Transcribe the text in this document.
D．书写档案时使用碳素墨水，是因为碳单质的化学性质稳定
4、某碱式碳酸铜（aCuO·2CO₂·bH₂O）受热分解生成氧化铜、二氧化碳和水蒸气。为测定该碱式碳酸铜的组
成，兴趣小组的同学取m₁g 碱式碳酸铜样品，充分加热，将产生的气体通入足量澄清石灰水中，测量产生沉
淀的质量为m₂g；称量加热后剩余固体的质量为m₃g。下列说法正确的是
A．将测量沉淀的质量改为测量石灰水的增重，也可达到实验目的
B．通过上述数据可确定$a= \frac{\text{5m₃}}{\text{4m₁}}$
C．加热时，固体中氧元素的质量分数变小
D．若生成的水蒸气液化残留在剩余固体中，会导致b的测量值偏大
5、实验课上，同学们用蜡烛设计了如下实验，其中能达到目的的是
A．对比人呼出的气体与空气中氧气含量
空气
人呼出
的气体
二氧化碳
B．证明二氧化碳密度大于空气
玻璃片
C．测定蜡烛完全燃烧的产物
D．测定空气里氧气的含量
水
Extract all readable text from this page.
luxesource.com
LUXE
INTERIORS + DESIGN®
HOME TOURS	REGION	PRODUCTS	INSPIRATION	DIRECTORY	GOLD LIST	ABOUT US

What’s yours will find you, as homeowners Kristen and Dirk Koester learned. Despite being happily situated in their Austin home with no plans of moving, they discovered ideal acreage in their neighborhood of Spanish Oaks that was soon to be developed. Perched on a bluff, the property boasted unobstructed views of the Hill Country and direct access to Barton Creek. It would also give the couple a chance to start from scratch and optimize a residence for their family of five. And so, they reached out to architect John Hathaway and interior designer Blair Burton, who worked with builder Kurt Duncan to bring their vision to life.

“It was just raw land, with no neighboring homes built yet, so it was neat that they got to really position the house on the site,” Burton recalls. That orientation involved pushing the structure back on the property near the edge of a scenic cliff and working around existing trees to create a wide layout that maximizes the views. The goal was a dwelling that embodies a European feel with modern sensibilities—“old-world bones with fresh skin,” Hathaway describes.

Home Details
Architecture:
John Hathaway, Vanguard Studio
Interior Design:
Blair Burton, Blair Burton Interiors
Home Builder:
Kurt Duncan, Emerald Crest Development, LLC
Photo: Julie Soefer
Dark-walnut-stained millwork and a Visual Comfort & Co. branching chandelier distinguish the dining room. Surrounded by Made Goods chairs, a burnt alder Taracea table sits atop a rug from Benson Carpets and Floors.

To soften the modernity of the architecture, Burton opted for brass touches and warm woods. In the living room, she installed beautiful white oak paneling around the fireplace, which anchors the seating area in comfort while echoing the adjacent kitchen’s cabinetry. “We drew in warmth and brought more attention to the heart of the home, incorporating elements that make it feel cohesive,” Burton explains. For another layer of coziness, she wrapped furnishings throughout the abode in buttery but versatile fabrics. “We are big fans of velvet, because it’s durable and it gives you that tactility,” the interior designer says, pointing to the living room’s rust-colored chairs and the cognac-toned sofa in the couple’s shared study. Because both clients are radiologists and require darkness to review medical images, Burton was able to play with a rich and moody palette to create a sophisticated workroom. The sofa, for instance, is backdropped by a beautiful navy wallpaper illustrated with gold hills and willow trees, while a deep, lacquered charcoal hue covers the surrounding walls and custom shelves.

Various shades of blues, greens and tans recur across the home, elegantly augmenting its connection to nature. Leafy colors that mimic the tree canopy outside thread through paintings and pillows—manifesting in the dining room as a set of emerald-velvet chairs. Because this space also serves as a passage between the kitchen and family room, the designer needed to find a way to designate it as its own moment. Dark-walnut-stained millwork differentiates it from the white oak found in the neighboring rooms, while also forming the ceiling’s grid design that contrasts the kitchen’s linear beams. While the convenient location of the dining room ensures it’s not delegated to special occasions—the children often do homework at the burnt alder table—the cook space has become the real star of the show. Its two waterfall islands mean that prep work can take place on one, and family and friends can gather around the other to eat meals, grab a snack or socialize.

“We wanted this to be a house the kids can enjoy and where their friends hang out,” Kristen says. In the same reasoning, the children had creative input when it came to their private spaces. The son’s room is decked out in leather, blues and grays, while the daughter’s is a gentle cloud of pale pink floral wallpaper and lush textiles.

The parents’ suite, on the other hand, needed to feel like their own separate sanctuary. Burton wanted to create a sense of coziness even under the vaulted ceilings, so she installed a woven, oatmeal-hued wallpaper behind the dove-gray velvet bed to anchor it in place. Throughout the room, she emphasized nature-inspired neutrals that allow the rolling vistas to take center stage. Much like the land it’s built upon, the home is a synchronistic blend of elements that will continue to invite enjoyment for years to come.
----------------
Requirement:
Write out the complete set of records exactly as given.

Task response:
Transcribe the text in this document.
D．书写档案时使用碳素墨水，是因为碳单质的化学性质稳定
4、某碱式碳酸铜（aCuO·2CO₂·bH₂O）受热分解生成氧化铜、二氧化碳和水蒸气。为测定该碱式碳酸铜的组
成，兴趣小组的同学取m₁g 碱式碳酸铜样品，充分加热，将产生的气体通入足量澄清石灰水中，测量产生沉
淀的质量为m₂g；称量加热后剩余固体的质量为m₃g。下列说法正确的是
A．将测量沉淀的质量改为测量石灰水的增重，也可达到实验目的
B．通过上述数据可确定$a= \frac{\text{5m₃}}{\text{4m₁}}$
C．加热时，固体中氧元素的质量分数变小
D．若生成的水蒸气液化残留在剩余固体中，会导致b的测量值偏大
5、实验课上，同学们用蜡烛设计了如下实验，其中能达到目的的是
A．对比人呼出的气体与空气中氧气含量
空气
人呼出
的气体
二氧化碳
B．证明二氧化碳密度大于空气
玻璃片
C．测定蜡烛完全燃烧的产物
D．测定空气里氧气的含量
水
Extract all readable text from this page.
luxesource.com
LUXE
INTERIORS + DESIGN®
HOME TOURS	REGION	PRODUCTS	INSPIRATION	DIRECTORY	GOLD LIST	ABOUT US

What’s yours will find you, as homeowners Kristen and Dirk Koester learned. Despite being happily situated in their Austin home with no plans of moving, they discovered ideal acreage in their neighborhood of Spanish Oaks that was soon to be developed. Perched on a bluff, the property boasted unobstructed views of the Hill Country and direct access to Barton Creek. It would also give the couple a chance to start from scratch and optimize a residence for their family of five. And so, they reached out to architect John Hathaway and interior designer Blair Burton, who worked with builder Kurt Duncan to bring their vision to life.

“It was just raw land, with no neighboring homes built yet, so it was neat that they got to really position the house on the site,” Burton recalls. That orientation involved pushing the structure back on the property near the edge of a scenic cliff and working around existing trees to create a wide layout that maximizes the views. The goal was a dwelling that embodies a European feel with modern sensibilities—“old-world bones with fresh skin,” Hathaway describes.

Home Details
Architecture:
John Hathaway, Vanguard Studio
Interior Design:
Blair Burton, Blair Burton Interiors
Home Builder:
Kurt Duncan, Emerald Crest Development, LLC
Photo: Julie Soefer
Dark-walnut-stained millwork and a Visual Comfort & Co. branching chandelier distinguish the dining room. Surrounded by Made Goods chairs, a burnt alder Taracea table sits atop a rug from Benson Carpets and Floors.

To soften the modernity of the architecture, Burton opted for brass touches and warm woods. In the living room, she installed beautiful white oak paneling around the fireplace, which anchors the seating area in comfort while echoing the adjacent kitchen’s cabinetry. “We drew in warmth and brought more attention to the heart of the home, incorporating elements that make it feel cohesive,” Burton explains. For another layer of coziness, she wrapped furnishings throughout the abode in buttery but versatile fabrics. “We are big fans of velvet, because it’s durable and it gives you that tactility,” the interior designer says, pointing to the living room’s rust-colored chairs and the cognac-toned sofa in the couple’s shared study. Because both clients are radiologists and require darkness to review medical images, Burton was able to play with a rich and moody palette to create a sophisticated workroom. The sofa, for instance, is backdropped by a beautiful navy wallpaper illustrated with gold hills and willow trees, while a deep, lacquered charcoal hue covers the surrounding walls and custom shelves.

Various shades of blues, greens and tans recur across the home, elegantly augmenting its connection to nature. Leafy colors that mimic the tree canopy outside thread through paintings and pillows—manifesting in the dining room as a set of emerald-velvet chairs. Because this space also serves as a passage between the kitchen and family room, the designer needed to find a way to designate it as its own moment. Dark-walnut-stained millwork differentiates it from the white oak found in the neighboring rooms, while also forming the ceiling’s grid design that contrasts the kitchen’s linear beams. While the convenient location of the dining room ensures it’s not delegated to special occasions—the children often do homework at the burnt alder table—the cook space has become the real star of the show. Its two waterfall islands mean that prep work can take place on one, and family and friends can gather around the other to eat meals, grab a snack or socialize.

“We wanted this to be a house the kids can enjoy and where their friends hang out,” Kristen says. In the same reasoning, the children had creative input when it came to their private spaces. The son’s room is decked out in leather, blues and grays, while the daughter’s is a gentle cloud of pale pink floral wallpaper and lush textiles.

The parents’ suite, on the other hand, needed to feel like their own separate sanctuary. Burton wanted to create a sense of coziness even under the vaulted ceilings, so she installed a woven, oatmeal-hued wallpaper behind the dove-gray velvet bed to anchor it in place. Throughout the room, she emphasized nature-inspired neutrals that allow the rolling vistas to take center stage. Much like the land it’s built upon, the home is a synchronistic blend of elements that will continue to invite enjoyment for years to come.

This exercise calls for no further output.